# INSTRUCTION
Tell how many lines include the string "Model". Answer with a single number.

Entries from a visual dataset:
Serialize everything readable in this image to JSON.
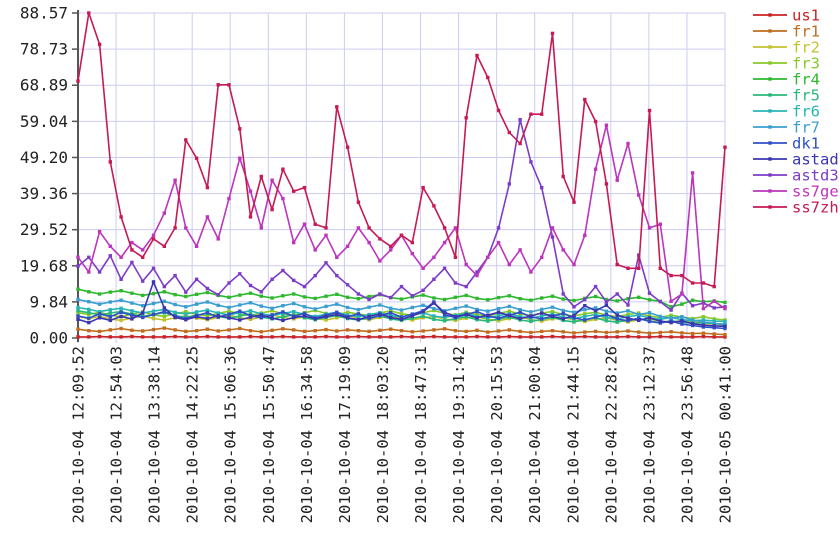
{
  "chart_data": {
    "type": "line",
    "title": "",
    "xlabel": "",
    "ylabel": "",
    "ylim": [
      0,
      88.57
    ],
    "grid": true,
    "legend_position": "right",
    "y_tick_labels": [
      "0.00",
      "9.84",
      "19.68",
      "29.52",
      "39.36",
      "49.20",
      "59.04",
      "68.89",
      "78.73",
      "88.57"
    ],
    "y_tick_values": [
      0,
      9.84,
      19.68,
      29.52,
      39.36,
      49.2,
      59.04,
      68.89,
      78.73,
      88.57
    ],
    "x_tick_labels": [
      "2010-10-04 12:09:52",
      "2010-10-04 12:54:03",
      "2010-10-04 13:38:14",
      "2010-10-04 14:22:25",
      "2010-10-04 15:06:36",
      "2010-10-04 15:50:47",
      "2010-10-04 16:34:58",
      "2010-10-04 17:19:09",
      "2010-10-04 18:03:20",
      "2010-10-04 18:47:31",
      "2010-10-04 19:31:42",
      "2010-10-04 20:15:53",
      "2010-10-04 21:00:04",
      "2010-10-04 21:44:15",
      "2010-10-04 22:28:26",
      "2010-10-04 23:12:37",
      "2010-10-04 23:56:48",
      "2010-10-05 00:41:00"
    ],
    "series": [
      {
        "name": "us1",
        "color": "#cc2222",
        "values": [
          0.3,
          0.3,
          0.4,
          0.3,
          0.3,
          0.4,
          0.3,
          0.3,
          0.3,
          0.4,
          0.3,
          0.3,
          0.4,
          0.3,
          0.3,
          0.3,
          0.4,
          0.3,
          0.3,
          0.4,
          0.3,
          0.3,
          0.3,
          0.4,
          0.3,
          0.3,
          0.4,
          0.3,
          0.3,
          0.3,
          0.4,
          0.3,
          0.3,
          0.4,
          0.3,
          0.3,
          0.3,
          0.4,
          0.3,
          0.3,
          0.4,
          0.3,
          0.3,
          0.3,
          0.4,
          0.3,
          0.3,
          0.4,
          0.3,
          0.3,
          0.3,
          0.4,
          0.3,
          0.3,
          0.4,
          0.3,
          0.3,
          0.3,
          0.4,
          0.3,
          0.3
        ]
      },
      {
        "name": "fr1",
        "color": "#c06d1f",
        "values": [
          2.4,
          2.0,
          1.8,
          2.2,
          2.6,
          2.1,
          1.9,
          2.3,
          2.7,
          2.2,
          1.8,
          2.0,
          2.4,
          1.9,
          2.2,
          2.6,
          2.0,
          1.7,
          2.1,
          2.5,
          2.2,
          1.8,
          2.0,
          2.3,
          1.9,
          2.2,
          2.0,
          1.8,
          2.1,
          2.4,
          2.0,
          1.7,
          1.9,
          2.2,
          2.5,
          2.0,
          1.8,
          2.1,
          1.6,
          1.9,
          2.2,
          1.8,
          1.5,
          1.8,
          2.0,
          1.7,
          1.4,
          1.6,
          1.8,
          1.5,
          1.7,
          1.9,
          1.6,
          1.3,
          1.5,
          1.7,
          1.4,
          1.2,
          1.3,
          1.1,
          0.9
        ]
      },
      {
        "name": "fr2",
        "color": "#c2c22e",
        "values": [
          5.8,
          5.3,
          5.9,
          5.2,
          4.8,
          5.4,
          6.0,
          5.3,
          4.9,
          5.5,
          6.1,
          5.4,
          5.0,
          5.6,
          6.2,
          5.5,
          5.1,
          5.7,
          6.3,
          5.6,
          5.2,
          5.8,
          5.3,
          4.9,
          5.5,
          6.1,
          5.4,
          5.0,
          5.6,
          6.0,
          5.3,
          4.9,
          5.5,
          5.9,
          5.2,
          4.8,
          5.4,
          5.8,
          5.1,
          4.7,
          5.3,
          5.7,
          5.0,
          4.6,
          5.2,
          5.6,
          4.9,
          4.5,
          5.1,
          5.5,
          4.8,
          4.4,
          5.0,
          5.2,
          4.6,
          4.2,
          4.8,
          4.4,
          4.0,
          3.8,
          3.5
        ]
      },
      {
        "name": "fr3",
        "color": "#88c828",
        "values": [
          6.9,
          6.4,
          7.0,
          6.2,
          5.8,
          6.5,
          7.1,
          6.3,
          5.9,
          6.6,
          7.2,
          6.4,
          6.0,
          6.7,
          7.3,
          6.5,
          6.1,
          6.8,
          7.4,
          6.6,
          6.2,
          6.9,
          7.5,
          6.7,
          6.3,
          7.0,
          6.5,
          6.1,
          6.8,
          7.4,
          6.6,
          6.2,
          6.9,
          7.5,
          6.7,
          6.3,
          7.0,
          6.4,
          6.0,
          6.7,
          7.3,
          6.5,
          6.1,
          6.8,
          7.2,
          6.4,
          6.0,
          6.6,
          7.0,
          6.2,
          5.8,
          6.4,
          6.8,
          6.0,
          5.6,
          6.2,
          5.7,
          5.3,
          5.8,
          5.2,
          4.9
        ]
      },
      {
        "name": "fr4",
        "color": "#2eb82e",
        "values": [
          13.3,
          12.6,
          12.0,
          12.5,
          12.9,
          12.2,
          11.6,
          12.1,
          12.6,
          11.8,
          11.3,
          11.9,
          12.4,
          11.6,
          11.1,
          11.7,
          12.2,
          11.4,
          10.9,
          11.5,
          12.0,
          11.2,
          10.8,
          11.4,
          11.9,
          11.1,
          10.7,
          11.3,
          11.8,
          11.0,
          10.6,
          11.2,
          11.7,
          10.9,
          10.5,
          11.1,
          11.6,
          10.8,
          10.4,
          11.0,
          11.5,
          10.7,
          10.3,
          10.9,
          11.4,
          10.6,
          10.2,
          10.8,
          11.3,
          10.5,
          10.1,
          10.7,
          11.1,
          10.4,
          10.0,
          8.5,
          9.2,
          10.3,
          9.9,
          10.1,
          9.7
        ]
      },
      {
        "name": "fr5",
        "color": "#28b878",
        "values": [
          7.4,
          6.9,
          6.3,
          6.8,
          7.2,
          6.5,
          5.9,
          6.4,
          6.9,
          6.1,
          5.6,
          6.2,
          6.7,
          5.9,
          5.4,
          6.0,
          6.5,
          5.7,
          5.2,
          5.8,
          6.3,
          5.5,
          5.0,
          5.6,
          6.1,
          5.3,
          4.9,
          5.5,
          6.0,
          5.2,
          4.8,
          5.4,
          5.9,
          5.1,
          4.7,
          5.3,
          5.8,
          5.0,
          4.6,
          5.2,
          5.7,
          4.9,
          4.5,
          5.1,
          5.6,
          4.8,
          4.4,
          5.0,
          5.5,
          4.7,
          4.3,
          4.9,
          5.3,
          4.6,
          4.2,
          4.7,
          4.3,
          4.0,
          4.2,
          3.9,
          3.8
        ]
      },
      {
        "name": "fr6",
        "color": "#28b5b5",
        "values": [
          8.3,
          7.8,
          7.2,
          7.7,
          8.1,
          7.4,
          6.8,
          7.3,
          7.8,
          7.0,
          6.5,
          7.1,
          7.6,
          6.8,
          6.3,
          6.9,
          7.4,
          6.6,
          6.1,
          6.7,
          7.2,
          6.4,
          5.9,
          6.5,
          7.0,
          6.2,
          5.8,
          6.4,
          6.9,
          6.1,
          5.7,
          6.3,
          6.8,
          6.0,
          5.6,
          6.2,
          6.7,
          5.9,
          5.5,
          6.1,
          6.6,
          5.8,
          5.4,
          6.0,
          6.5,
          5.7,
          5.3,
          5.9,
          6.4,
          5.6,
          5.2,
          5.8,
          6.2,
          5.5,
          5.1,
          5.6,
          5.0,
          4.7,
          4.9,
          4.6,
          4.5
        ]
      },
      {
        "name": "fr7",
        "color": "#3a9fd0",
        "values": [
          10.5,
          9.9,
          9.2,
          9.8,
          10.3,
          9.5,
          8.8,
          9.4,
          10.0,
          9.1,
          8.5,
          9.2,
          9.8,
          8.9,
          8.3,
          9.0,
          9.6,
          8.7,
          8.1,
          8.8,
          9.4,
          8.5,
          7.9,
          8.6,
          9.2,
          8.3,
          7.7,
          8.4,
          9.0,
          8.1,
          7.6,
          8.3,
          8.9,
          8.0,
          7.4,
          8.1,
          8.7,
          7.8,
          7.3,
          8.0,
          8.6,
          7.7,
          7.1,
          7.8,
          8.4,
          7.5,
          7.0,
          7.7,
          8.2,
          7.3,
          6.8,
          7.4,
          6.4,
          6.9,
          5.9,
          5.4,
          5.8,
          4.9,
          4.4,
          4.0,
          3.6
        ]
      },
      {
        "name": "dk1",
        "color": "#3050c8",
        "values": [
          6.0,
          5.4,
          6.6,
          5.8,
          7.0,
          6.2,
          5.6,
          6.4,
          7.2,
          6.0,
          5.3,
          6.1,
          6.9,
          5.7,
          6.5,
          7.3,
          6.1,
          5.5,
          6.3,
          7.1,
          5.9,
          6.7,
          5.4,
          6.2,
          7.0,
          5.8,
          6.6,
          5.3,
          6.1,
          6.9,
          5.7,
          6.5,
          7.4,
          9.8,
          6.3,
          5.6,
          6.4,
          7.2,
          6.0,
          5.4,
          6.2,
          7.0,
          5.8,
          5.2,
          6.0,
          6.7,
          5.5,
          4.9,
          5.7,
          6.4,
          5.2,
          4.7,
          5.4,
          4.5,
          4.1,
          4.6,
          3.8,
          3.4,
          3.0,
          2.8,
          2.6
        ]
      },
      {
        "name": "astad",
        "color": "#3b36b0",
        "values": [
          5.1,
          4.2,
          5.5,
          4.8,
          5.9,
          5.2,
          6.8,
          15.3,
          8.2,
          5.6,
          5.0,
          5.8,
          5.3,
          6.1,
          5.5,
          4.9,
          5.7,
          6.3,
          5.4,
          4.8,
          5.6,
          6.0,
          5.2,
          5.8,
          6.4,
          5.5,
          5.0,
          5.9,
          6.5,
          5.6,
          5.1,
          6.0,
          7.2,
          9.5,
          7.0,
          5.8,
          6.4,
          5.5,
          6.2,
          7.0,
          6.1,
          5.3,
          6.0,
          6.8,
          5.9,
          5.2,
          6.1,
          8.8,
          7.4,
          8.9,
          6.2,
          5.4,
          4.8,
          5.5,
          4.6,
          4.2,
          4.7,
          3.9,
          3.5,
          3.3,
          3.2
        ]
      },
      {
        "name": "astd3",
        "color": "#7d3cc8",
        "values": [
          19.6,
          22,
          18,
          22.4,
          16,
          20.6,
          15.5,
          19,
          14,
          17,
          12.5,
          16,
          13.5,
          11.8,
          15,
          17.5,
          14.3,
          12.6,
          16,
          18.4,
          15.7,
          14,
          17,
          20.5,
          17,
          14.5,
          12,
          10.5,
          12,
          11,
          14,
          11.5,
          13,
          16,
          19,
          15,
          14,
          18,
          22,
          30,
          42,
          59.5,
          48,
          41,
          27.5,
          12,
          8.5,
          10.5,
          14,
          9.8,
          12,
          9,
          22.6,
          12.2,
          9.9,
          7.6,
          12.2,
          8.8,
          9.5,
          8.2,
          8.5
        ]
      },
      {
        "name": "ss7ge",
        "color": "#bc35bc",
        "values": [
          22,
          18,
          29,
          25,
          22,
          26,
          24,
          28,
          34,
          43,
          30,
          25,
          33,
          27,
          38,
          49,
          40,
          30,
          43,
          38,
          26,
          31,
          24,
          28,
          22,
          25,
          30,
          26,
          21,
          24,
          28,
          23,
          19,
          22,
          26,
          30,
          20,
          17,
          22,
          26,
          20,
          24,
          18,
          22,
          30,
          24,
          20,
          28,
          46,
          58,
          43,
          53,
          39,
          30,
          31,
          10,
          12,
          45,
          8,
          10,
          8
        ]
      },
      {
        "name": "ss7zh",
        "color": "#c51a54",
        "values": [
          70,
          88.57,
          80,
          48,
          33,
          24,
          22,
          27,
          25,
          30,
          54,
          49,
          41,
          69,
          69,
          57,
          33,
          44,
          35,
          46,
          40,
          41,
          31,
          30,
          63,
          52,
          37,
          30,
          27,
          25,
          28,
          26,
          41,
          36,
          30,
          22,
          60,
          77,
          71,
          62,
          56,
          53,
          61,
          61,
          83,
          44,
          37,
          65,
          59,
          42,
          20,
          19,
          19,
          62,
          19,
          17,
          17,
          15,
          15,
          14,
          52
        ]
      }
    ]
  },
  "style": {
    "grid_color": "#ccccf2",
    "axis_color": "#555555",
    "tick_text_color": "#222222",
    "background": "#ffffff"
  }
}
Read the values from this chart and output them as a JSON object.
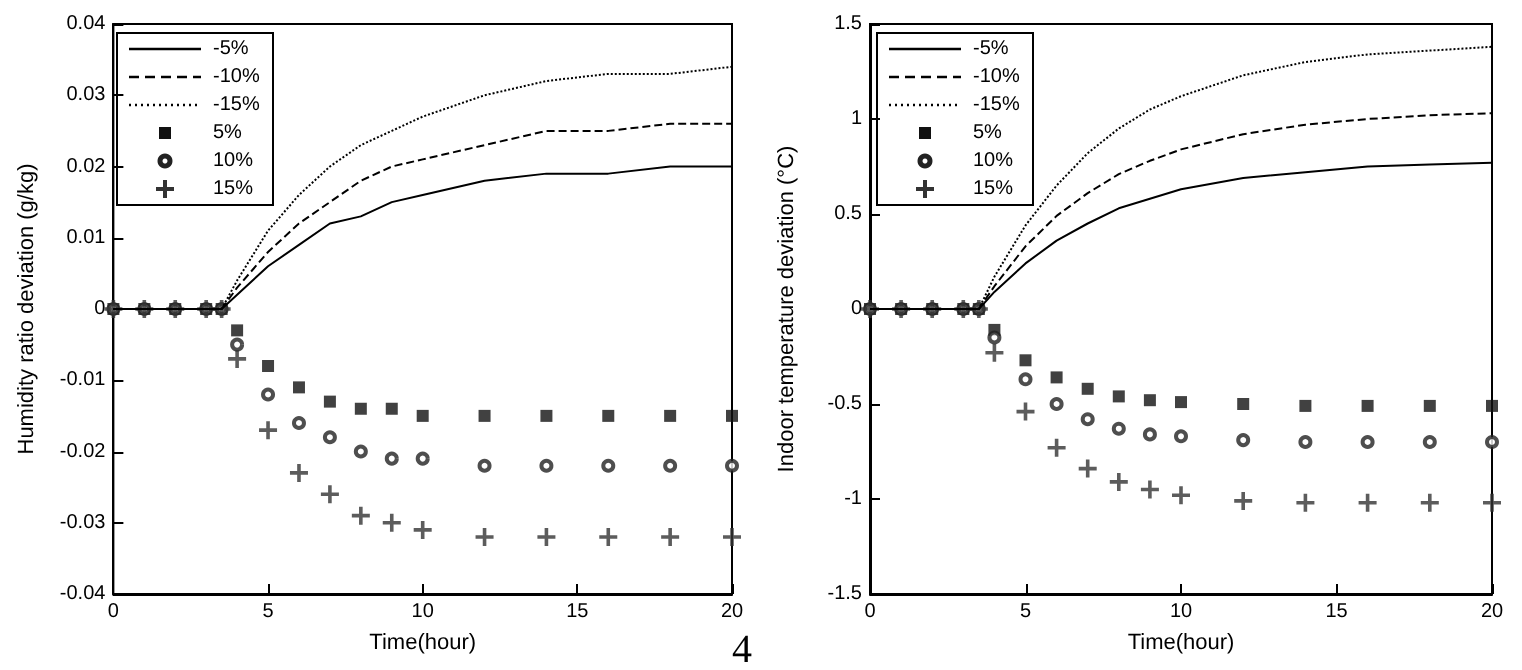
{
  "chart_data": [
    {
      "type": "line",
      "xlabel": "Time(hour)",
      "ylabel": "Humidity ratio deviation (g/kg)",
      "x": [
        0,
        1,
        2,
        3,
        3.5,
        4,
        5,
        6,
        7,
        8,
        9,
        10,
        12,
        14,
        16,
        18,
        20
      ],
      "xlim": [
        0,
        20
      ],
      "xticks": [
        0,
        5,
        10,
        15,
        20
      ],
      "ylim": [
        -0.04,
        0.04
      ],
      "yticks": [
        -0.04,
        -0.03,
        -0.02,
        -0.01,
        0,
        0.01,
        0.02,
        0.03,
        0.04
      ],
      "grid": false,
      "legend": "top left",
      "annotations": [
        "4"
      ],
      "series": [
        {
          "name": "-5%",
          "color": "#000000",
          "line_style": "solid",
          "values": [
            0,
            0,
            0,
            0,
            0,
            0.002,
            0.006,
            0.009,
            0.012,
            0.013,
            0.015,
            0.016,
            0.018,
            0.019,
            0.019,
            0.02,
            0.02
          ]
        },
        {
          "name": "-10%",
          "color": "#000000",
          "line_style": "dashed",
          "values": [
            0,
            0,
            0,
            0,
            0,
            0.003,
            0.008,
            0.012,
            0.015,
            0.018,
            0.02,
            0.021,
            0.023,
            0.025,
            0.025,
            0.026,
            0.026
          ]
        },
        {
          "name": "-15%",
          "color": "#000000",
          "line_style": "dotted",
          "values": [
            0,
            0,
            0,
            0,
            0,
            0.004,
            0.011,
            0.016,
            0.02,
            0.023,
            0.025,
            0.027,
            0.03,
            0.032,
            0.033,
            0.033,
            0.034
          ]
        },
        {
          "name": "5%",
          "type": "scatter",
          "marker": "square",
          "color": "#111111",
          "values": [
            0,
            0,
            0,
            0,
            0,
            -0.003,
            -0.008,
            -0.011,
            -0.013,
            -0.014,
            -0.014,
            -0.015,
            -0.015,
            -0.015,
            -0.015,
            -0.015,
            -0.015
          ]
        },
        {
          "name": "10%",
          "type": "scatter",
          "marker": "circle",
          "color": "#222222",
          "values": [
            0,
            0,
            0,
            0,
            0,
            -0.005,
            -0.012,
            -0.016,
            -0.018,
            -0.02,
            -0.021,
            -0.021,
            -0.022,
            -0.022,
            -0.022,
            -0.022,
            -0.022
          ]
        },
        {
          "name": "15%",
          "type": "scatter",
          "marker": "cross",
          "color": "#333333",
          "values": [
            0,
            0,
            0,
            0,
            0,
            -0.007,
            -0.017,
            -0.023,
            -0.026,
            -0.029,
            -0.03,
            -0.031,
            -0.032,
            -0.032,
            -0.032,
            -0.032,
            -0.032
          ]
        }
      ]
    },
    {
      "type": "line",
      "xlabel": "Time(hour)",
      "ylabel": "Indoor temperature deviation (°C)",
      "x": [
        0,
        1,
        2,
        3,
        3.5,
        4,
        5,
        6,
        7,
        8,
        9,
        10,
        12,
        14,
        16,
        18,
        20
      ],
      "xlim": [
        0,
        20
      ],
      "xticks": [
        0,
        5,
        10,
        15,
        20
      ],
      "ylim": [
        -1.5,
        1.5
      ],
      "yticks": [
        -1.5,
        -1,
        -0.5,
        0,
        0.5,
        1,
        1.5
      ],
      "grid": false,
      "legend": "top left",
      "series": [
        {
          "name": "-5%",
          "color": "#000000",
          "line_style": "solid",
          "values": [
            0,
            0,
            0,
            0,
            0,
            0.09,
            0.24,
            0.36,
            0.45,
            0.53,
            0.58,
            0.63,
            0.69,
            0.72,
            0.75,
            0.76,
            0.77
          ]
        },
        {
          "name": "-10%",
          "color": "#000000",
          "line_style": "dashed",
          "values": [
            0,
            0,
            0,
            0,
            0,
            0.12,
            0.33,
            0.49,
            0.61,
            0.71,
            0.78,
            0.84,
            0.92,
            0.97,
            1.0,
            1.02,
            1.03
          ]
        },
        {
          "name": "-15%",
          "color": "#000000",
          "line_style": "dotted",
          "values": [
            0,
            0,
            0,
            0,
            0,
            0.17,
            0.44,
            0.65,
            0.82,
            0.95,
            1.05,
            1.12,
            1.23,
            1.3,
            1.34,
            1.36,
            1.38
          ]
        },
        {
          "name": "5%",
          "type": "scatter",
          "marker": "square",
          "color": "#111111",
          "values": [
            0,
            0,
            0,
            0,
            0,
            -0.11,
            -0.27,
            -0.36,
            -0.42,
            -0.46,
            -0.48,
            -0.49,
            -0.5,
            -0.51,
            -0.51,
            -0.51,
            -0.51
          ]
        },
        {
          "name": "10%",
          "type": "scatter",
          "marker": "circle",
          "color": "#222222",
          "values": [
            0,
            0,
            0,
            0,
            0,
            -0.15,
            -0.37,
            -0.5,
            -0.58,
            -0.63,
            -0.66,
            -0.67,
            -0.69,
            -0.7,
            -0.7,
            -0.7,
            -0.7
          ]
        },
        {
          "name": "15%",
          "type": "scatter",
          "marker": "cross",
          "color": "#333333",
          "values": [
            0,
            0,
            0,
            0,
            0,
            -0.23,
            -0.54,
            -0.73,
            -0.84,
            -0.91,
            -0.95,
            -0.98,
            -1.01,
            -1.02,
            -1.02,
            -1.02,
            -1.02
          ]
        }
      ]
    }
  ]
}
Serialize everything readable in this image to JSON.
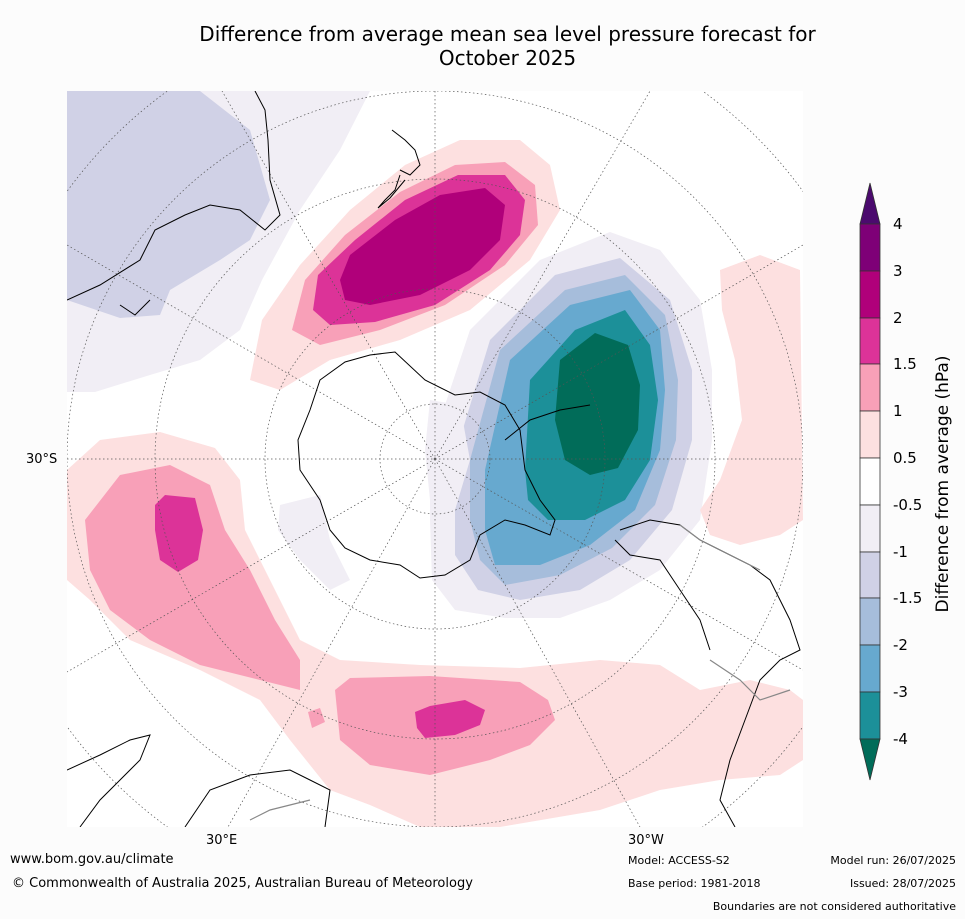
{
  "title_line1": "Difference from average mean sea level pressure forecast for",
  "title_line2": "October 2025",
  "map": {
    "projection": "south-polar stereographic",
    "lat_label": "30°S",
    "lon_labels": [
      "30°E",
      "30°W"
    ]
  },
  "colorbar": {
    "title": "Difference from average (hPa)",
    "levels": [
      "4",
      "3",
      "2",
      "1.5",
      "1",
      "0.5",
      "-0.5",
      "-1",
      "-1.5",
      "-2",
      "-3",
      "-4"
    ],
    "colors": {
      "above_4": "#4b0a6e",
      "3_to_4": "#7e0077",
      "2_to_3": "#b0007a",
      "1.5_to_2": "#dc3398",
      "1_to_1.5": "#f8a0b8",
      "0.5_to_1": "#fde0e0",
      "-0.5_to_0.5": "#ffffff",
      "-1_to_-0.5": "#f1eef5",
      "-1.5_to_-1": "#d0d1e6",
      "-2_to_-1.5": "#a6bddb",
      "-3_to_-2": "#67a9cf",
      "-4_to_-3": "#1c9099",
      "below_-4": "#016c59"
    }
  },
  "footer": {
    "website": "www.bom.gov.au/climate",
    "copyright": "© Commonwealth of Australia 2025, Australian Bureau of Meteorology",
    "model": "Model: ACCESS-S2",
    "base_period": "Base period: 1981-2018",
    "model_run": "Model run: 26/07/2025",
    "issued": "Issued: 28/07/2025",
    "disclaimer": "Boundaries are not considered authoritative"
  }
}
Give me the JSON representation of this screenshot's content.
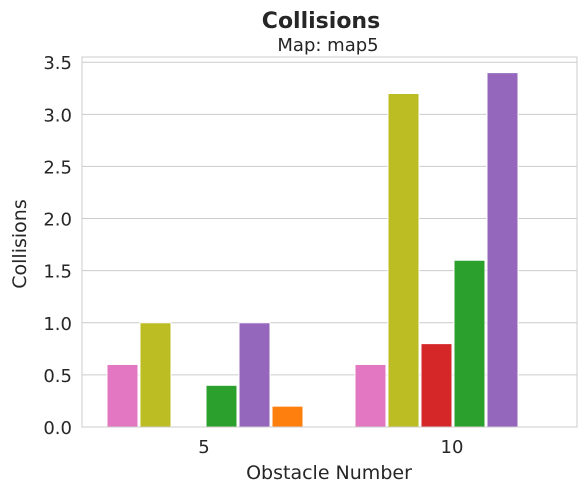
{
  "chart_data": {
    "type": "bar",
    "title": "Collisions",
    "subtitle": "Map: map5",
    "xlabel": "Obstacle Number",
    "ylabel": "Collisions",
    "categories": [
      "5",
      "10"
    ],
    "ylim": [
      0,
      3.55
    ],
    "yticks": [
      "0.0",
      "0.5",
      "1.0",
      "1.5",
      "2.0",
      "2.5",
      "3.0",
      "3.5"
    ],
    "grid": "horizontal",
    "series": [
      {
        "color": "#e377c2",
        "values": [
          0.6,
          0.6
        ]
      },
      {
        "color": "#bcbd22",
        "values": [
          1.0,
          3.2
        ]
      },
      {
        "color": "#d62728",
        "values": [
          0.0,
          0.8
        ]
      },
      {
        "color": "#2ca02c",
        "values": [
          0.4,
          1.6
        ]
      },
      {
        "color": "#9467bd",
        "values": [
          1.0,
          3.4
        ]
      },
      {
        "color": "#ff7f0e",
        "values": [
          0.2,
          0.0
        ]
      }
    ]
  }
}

# EXERCISE SOLUTION
2